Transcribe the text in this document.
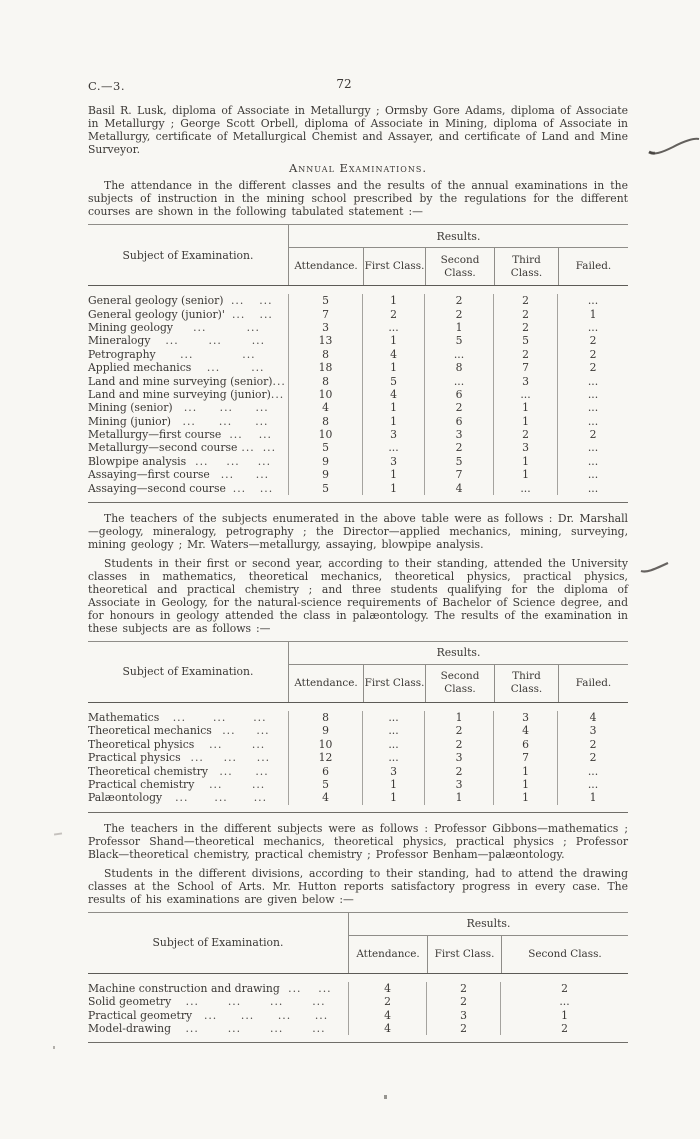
C.—3.	72

Basil R. Lusk, diploma of Associate in Metallurgy ; Ormsby Gore Adams, diploma of Associate in Metallurgy ; George Scott Orbell, diploma of Associate in Mining, diploma of Associate in Metallurgy, certificate of Metallurgical Chemist and Assayer, and certificate of Land and Mine Surveyor.

Annual Examinations.

The attendance in the different classes and the results of the annual examinations in the subjects of instruction in the mining school prescribed by the regulations for the different courses are shown in the following tabulated statement :—

Subject of Examination.
Results.
Attendance. First Class.
Second Class.
Third Class.
Failed.
General geology (senior) ...	...	5	1	2	2	...
General geology (junior)' ...	...	7	2	2	2	1
Mining geology	...	...	3	...	1	2	...
Mineralogy	...	...	...	13	1	5	5	2
Petrography	...	...	8	4	...	2	2
Applied mechanics	...	...	18	1	8	7	2
Land and mine surveying (senior) ...	8	5	...	3	...
Land and mine surveying (junior) ...	10	4	6	...	...
Mining (senior)	...	...	...	4	1	2	1	...
Mining (junior)	...	...	...	8	1	6	1	...
Metallurgy—first course ...	...	10	3	3	2	2
Metallurgy—second course ... ...	5	...	2	3	...
Blowpipe analysis ...	...	...	9	3	5	1	...
Assaying—first course	...	...	9	1	7	1	...
Assaying—second course ...	...	5	1	4	...	...

The teachers of the subjects enumerated in the above table were as follows : Dr. Marshall—geology, mineralogy, petrography ; the Director—applied mechanics, mining, surveying, mining geology ; Mr. Waters—metallurgy, assaying, blowpipe analysis.

Students in their first or second year, according to their standing, attended the University classes in mathematics, theoretical mechanics, theoretical physics, practical physics, theoretical and practical chemistry ; and three students qualifying for the diploma of Associate in Geology, for the natural-science requirements of Bachelor of Science degree, and for honours in geology attended the class in palæontology. The results of the examination in these subjects are as follows :—

Subject of Examination.
Results.
Attendance. First Class.
Second Class.
Third Class.
Failed.
Mathematics	...	...	...	8	...	1	3	4
Theoretical mechanics ...	...	9	...	2	4	3
Theoretical physics	...	...	10	...	2	6	2
Practical physics ...	...	...	12	...	3	7	2
Theoretical chemistry	...	...	6	3	2	1	...
Practical chemistry	...	...	5	1	3	1	...
Palæontology	...	...	...	4	1	1	1	1

The teachers in the different subjects were as follows : Professor Gibbons—mathematics ; Professor Shand—theoretical mechanics, theoretical physics, practical physics ; Professor Black—theoretical chemistry, practical chemistry ; Professor Benham—palæontology.

Students in the different divisions, according to their standing, had to attend the drawing classes at the School of Arts. Mr. Hutton reports satisfactory progress in every case. The results of his examinations are given below :—

Subject of Examination.
Results.
Attendance.	First Class.	Second Class.
Machine construction and drawing ...	...	4	2	2
Solid geometry	...	...	...	...	2	2	...
Practical geometry	...	...	...	...	4	3	1
Model-drawing	...	...	...	...	4	2	2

□ □ □ □ □

An exact copy of the listing is required, with every image removed.

Finished exercise |
Transcribe the text in this document.
C.—3.	72

Basil R. Lusk, diploma of Associate in Metallurgy ; Ormsby Gore Adams, diploma of Associate in Metallurgy ; George Scott Orbell, diploma of Associate in Mining, diploma of Associate in Metallurgy, certificate of Metallurgical Chemist and Assayer, and certificate of Land and Mine Surveyor.

Annual Examinations.

The attendance in the different classes and the results of the annual examinations in the subjects of instruction in the mining school prescribed by the regulations for the different courses are shown in the following tabulated statement :—

Subject of Examination.
Results.
Attendance. First Class.
Second Class.
Third Class.
Failed.
General geology (senior) ...	...	5	1	2	2	...
General geology (junior)' ...	...	7	2	2	2	1
Mining geology	...	...	3	...	1	2	...
Mineralogy	...	...	...	13	1	5	5	2
Petrography	...	...	8	4	...	2	2
Applied mechanics	...	...	18	1	8	7	2
Land and mine surveying (senior) ...	8	5	...	3	...
Land and mine surveying (junior) ...	10	4	6	...	...
Mining (senior)	...	...	...	4	1	2	1	...
Mining (junior)	...	...	...	8	1	6	1	...
Metallurgy—first course ...	...	10	3	3	2	2
Metallurgy—second course ... ...	5	...	2	3	...
Blowpipe analysis ...	...	...	9	3	5	1	...
Assaying—first course	...	...	9	1	7	1	...
Assaying—second course ...	...	5	1	4	...	...

The teachers of the subjects enumerated in the above table were as follows : Dr. Marshall—geology, mineralogy, petrography ; the Director—applied mechanics, mining, surveying, mining geology ; Mr. Waters—metallurgy, assaying, blowpipe analysis.

Students in their first or second year, according to their standing, attended the University classes in mathematics, theoretical mechanics, theoretical physics, practical physics, theoretical and practical chemistry ; and three students qualifying for the diploma of Associate in Geology, for the natural-science requirements of Bachelor of Science degree, and for honours in geology attended the class in palæontology. The results of the examination in these subjects are as follows :—

Subject of Examination.
Results.
Attendance. First Class.
Second Class.
Third Class.
Failed.
Mathematics	...	...	...	8	...	1	3	4
Theoretical mechanics ...	...	9	...	2	4	3
Theoretical physics	...	...	10	...	2	6	2
Practical physics ...	...	...	12	...	3	7	2
Theoretical chemistry	...	...	6	3	2	1	...
Practical chemistry	...	...	5	1	3	1	...
Palæontology	...	...	...	4	1	1	1	1

The teachers in the different subjects were as follows : Professor Gibbons—mathematics ; Professor Shand—theoretical mechanics, theoretical physics, practical physics ; Professor Black—theoretical chemistry, practical chemistry ; Professor Benham—palæontology.

Students in the different divisions, according to their standing, had to attend the drawing classes at the School of Arts. Mr. Hutton reports satisfactory progress in every case. The results of his examinations are given below :—

Subject of Examination.
Results.
Attendance.	First Class.	Second Class.
Machine construction and drawing ...	...	4	2	2
Solid geometry	...	...	...	...	2	2	...
Practical geometry	...	...	...	...	4	3	1
Model-drawing	...	...	...	...	4	2	2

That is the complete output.